---------- PAGE EXTRACT ----------

Kokotan v. Employment Division

567 P.2d 138 | Or. Ct. App. | 1977

Lead Opinion

TANZER, J.

Claimant appeals from an order of the Employment Appeals Board (Board) holding that she voluntarily left work without good cause.1 She contends that three of the Board’s factual findings are not supported by substantial evidence and that the Board was incorrect in holding that she voluntarily left work without good cause.

Claimant worked for employer between October 1975 and June 1976. Her primary duties were tele*394phoning and collecting from past-due accounts, however she also performed some clerical and bookkeeping chores. On May 20, 1976 claimant submitted her resignation citing as reasons for doing so the inefficiency of a co-worker, her wage scale, work hours and job classification, and a reprimand which she felt was undeserved. After a discussion with the office manager, claimant withdrew her resignation. Claimant testified that the office manager had implied that claimant would receive either a new job classification or a raise. The office manager, however, denied that either matter had been discussed.

On Thursday, June 24,1976, a person whom claimant believed was unqualified was made her immediate supervisor. The next day claimant again submitted her resignation and left work believing that the promotion was just one more item on her list of grievances which still included dissatisfaction with her wages and job classification. On the following Monday, June 28, the office manager visited claimant and attempted to convince her to return to work. Claimant stated that she would do so if she did not have to work under the newly promoted supervisor and if she was given an increase in pay and a new job classification. When the office manager refused to immediately honor each of these demands, claimant refused to return to work.

----------

REQUIRED WORK:
a) According to the Kokotan court opinion, on what date did the claimant first submit her resignation?
b) Write the next part of the Kokotan court opinion, starting after its final sentence.

---------- ITEMS ----------

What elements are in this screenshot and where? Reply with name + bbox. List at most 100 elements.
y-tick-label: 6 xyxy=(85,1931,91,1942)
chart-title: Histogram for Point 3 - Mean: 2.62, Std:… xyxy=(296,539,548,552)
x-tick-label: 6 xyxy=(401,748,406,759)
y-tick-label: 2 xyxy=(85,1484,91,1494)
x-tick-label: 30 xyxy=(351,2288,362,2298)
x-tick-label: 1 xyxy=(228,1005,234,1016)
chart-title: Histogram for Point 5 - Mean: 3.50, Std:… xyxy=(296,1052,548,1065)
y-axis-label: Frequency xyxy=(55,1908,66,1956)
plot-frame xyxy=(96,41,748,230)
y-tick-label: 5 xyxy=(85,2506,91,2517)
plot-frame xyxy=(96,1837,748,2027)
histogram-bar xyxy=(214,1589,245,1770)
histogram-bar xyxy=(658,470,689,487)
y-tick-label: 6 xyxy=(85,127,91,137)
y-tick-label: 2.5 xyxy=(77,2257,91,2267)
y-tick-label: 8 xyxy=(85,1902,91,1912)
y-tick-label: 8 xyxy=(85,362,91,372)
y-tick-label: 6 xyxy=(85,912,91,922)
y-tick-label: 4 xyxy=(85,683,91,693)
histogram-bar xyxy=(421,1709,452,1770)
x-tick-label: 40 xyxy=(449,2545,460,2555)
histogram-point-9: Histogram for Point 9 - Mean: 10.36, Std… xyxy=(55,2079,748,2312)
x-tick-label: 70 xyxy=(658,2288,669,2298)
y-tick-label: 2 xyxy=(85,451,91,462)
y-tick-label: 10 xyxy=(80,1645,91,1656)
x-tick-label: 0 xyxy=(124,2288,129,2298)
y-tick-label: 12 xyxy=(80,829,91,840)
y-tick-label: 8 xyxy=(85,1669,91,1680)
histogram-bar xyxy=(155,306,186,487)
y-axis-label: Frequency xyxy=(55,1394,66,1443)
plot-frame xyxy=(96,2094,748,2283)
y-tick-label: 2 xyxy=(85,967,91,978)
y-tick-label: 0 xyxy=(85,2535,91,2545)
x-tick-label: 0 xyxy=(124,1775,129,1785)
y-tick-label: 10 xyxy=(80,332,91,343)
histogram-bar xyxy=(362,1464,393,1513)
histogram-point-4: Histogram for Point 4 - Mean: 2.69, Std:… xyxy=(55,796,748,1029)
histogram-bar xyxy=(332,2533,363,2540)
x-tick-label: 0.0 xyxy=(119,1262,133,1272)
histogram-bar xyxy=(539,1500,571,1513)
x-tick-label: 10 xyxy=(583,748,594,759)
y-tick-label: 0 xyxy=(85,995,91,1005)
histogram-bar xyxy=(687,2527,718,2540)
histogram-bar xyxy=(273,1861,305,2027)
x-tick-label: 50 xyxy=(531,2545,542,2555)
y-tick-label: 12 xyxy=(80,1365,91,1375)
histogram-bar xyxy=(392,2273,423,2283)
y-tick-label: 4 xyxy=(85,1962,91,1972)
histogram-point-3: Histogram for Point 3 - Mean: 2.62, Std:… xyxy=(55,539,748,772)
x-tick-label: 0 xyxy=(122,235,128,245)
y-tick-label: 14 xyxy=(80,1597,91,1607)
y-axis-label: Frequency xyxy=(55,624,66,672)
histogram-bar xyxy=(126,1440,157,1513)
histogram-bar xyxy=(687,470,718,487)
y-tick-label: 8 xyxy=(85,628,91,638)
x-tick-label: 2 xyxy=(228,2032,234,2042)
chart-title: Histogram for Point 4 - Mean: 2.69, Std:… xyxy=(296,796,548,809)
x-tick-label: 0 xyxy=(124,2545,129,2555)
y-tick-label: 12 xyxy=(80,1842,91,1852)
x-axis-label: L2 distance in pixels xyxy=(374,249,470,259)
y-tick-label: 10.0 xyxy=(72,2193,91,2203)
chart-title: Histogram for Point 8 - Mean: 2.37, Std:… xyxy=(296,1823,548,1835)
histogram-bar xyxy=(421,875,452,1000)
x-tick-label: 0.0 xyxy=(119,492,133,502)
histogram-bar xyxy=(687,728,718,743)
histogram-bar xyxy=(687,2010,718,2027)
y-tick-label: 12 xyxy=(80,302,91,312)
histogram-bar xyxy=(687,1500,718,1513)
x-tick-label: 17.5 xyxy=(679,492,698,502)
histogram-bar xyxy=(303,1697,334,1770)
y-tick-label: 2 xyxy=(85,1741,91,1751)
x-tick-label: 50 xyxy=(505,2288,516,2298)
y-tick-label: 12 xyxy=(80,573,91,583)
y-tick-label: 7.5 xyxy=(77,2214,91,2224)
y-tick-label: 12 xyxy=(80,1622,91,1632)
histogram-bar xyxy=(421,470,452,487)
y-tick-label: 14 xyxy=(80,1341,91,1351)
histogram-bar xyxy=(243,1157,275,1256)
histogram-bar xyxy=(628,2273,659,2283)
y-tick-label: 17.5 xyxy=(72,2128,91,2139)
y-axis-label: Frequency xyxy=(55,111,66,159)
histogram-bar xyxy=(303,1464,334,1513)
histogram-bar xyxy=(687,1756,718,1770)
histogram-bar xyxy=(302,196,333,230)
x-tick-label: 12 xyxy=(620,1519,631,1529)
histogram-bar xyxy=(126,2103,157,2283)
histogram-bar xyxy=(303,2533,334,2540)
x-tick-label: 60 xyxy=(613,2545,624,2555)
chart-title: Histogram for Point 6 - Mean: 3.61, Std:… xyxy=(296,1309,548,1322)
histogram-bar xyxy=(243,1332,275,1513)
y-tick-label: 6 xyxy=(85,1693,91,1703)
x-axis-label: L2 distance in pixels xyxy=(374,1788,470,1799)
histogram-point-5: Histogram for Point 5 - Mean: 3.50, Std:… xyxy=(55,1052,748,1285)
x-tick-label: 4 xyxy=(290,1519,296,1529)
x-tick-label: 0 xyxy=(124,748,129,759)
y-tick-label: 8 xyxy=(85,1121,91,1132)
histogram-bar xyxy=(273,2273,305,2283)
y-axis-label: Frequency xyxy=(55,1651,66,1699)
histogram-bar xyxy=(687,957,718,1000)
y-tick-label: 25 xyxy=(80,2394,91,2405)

----------

FINAL RESULTS:
a) May 20, 1976.

b)
I

Claimant contends that the Board’s finding of fact that she worked as a telephone collector throughout her employment is not supported by substantial evidence. She characterizes the proof as showing that she did many tasks and was not assigned to telephone collection until one month after the commencement of her employment. Therefore, she contends, the finding is in error because it describes her as having assumed that duty at the outset of her employment rather than a month later.

*395Assuming that claimant is correct and that the finding is inaccurate, the discrepancy has no legal significance. An erroneous but immaterial finding provides no basis for reversal.

II

Claimant next assigns as error the Board’s third finding that "claimant left her job on June 25, 1976 because she did not feel she could work for a supervisor that was appointed over her * * The proof showed, claimant asserts in brief, that she objected not to the creation of a supervisory position, but only to the particular person who was assigned to be the supervisor. Therefore, she contends, "the appointment of the supervisor, rather than a supervisor, contributed to Claimant’s decision to leave work.” (Claimant’s emphasis.) Again, this discrepancy, if it is one, is immaterial and gives no cause for reversal.

m

Claimant next contends that the Board erred in finding that she quit her job on Jume 28 because she was dissatisfied with the office manager’s response to her demands. She argues that this finding mistakenly assumes that her employment was terminated after the Monday meeting with the office manager when, in fact, it was terminated on the preceding Friday. The findings are that she left her job on Jume 24 due to dissatisfaction with various conditions of her employment, and that on June 28 her employer made certain assurances in response to her complaints in order to persuade her to return to work, but that she was dissatisfied with those assurances and "quit.”

Absent any deadline problem, whether the claimant left, quit or terminated her employment on June 24 or 28 is of no consequence in the determination of her entitlement to unemployment benefits. The Board was reasonably entitled to evaluate the cause of claimant’s leaving work by looking at all of the circumstances of the entire transaction of the termina*396tion of her employment. For us to forbid the Board from considering any facts occurring after the employe said "I quit,” and before she said "I won’t return,” would be appellate hairsplitting and would diminish the ability of the Board to look to the reality of each situation in its entirety.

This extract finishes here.